Dataset entries
==============================

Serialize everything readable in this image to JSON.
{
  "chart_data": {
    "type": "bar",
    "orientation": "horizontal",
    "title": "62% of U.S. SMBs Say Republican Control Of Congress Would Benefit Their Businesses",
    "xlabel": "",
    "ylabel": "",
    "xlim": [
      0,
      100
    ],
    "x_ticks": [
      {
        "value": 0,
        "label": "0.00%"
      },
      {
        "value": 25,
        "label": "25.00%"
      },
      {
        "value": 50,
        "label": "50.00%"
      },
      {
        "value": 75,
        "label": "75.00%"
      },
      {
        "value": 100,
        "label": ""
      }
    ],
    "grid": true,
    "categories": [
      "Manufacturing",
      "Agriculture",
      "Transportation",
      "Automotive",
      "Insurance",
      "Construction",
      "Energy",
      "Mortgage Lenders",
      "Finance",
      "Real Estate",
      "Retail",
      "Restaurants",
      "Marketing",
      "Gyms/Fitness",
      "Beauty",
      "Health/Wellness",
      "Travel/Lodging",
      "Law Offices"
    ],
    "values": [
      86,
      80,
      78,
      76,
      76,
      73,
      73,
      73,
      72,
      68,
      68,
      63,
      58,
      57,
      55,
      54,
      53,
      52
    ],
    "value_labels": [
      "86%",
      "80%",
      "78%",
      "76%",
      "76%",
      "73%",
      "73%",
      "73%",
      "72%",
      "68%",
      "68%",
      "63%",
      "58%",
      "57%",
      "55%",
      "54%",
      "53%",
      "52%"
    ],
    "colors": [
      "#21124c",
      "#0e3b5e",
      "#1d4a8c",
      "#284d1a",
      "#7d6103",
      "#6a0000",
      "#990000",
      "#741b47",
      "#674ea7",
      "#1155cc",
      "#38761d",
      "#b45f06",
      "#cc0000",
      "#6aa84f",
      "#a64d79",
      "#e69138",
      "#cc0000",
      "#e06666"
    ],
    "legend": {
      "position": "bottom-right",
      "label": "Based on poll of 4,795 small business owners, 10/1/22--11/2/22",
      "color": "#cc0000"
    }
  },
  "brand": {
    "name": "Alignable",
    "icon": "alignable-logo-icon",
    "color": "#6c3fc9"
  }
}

==============================

• _The task_: Extract the whole listing, character for character.

• _The answer_:
Serialize everything readable in this image to JSON.
{
  "chart_data": {
    "type": "bar",
    "orientation": "horizontal",
    "title": "62% of U.S. SMBs Say Republican Control Of Congress Would Benefit Their Businesses",
    "xlabel": "",
    "ylabel": "",
    "xlim": [
      0,
      100
    ],
    "x_ticks": [
      {
        "value": 0,
        "label": "0.00%"
      },
      {
        "value": 25,
        "label": "25.00%"
      },
      {
        "value": 50,
        "label": "50.00%"
      },
      {
        "value": 75,
        "label": "75.00%"
      },
      {
        "value": 100,
        "label": ""
      }
    ],
    "grid": true,
    "categories": [
      "Manufacturing",
      "Agriculture",
      "Transportation",
      "Automotive",
      "Insurance",
      "Construction",
      "Energy",
      "Mortgage Lenders",
      "Finance",
      "Real Estate",
      "Retail",
      "Restaurants",
      "Marketing",
      "Gyms/Fitness",
      "Beauty",
      "Health/Wellness",
      "Travel/Lodging",
      "Law Offices"
    ],
    "values": [
      86,
      80,
      78,
      76,
      76,
      73,
      73,
      73,
      72,
      68,
      68,
      63,
      58,
      57,
      55,
      54,
      53,
      52
    ],
    "value_labels": [
      "86%",
      "80%",
      "78%",
      "76%",
      "76%",
      "73%",
      "73%",
      "73%",
      "72%",
      "68%",
      "68%",
      "63%",
      "58%",
      "57%",
      "55%",
      "54%",
      "53%",
      "52%"
    ],
    "colors": [
      "#21124c",
      "#0e3b5e",
      "#1d4a8c",
      "#284d1a",
      "#7d6103",
      "#6a0000",
      "#990000",
      "#741b47",
      "#674ea7",
      "#1155cc",
      "#38761d",
      "#b45f06",
      "#cc0000",
      "#6aa84f",
      "#a64d79",
      "#e69138",
      "#cc0000",
      "#e06666"
    ],
    "legend": {
      "position": "bottom-right",
      "label": "Based on poll of 4,795 small business owners, 10/1/22--11/2/22",
      "color": "#cc0000"
    }
  },
  "brand": {
    "name": "Alignable",
    "icon": "alignable-logo-icon",
    "color": "#6c3fc9"
  }
}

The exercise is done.